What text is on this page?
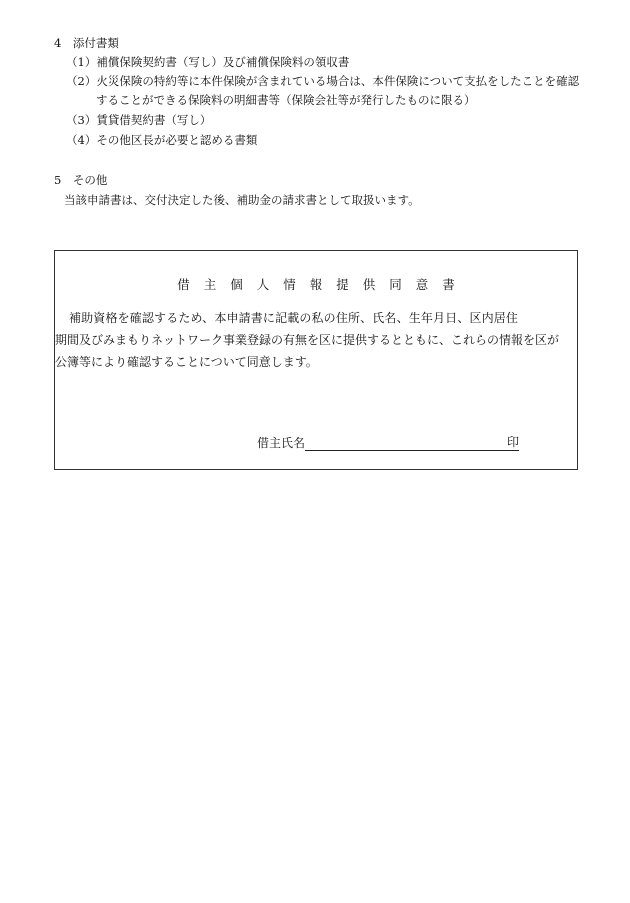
4　添付書類
（1）補償保険契約書（写し）及び補償保険料の領収書
（2）火災保険の特約等に本件保険が含まれている場合は、本件保険について支払をしたことを確認
することができる保険料の明細書等（保険会社等が発行したものに限る）
（3）賃貸借契約書（写し）
（4）その他区長が必要と認める書類
5　その他
当該申請書は、交付決定した後、補助金の請求書として取扱います。
借主個人情報提供同意書
補助資格を確認するため、本申請書に記載の私の住所、氏名、生年月日、区内居住
期間及びみまもりネットワーク事業登録の有無を区に提供するとともに、これらの情報を区が
公簿等により確認することについて同意します。
借主氏名	印
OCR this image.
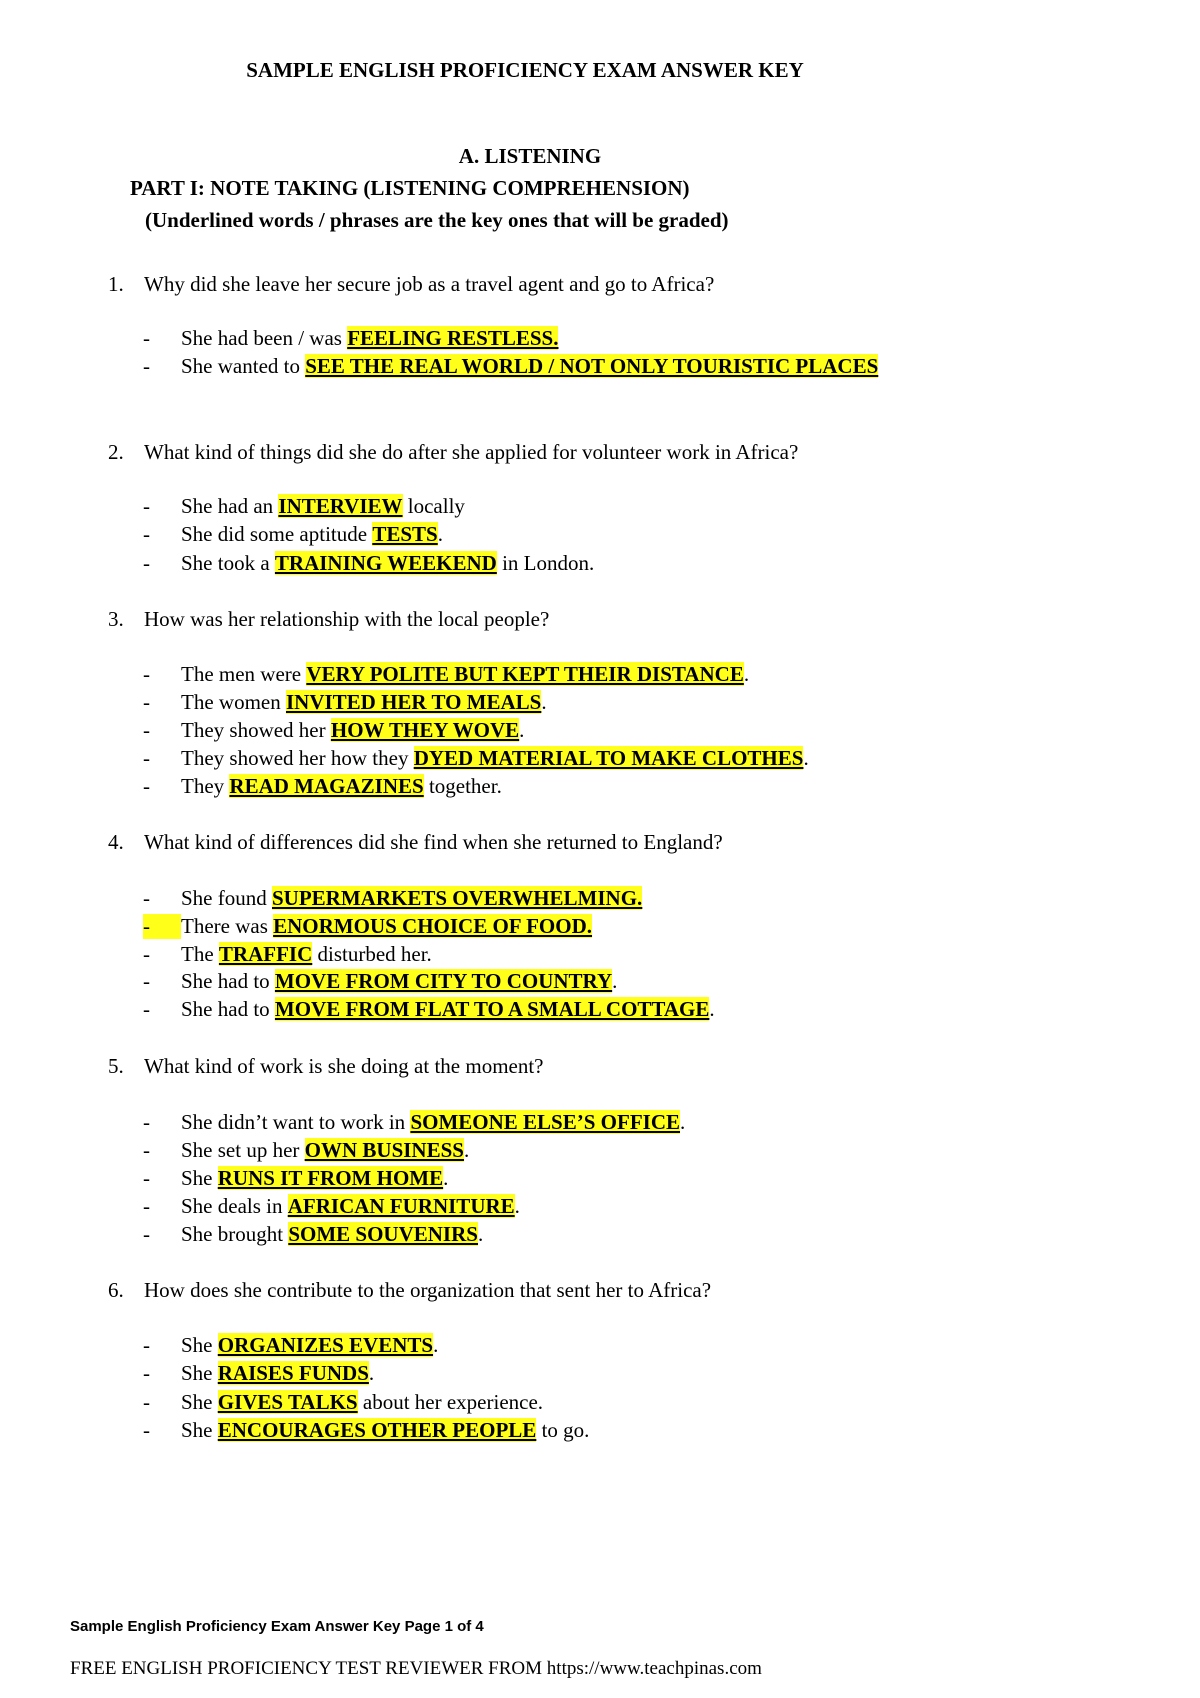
SAMPLE ENGLISH PROFICIENCY EXAM ANSWER KEY
A. LISTENING
PART I: NOTE TAKING (LISTENING COMPREHENSION)
(Underlined words / phrases are the key ones that will be graded)
1. Why did she leave her secure job as a travel agent and go to Africa?
- She had been / was FEELING RESTLESS.
- She wanted to SEE THE REAL WORLD / NOT ONLY TOURISTIC PLACES
2. What kind of things did she do after she applied for volunteer work in Africa?
- She had an INTERVIEW locally
- She did some aptitude TESTS.
- She took a TRAINING WEEKEND in London.
3. How was her relationship with the local people?
- The men were VERY POLITE BUT KEPT THEIR DISTANCE.
- The women INVITED HER TO MEALS.
- They showed her HOW THEY WOVE.
- They showed her how they DYED MATERIAL TO MAKE CLOTHES.
- They READ MAGAZINES together.
4. What kind of differences did she find when she returned to England?
- She found SUPERMARKETS OVERWHELMING.
- There was ENORMOUS CHOICE OF FOOD.
- The TRAFFIC disturbed her.
- She had to MOVE FROM CITY TO COUNTRY.
- She had to MOVE FROM FLAT TO A SMALL COTTAGE.
5. What kind of work is she doing at the moment?
- She didn’t want to work in SOMEONE ELSE’S OFFICE.
- She set up her OWN BUSINESS.
- She RUNS IT FROM HOME.
- She deals in AFRICAN FURNITURE.
- She brought SOME SOUVENIRS.
6. How does she contribute to the organization that sent her to Africa?
- She ORGANIZES EVENTS.
- She RAISES FUNDS.
- She GIVES TALKS about her experience.
- She ENCOURAGES OTHER PEOPLE to go.
Sample English Proficiency Exam Answer Key Page 1 of 4
FREE ENGLISH PROFICIENCY TEST REVIEWER FROM https://www.teachpinas.com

Directions: For each line of the entries that includes "showed", show that line.

Completed task:
- They showed her HOW THEY WOVE.
- They showed her how they DYED MATERIAL TO MAKE CLOTHES.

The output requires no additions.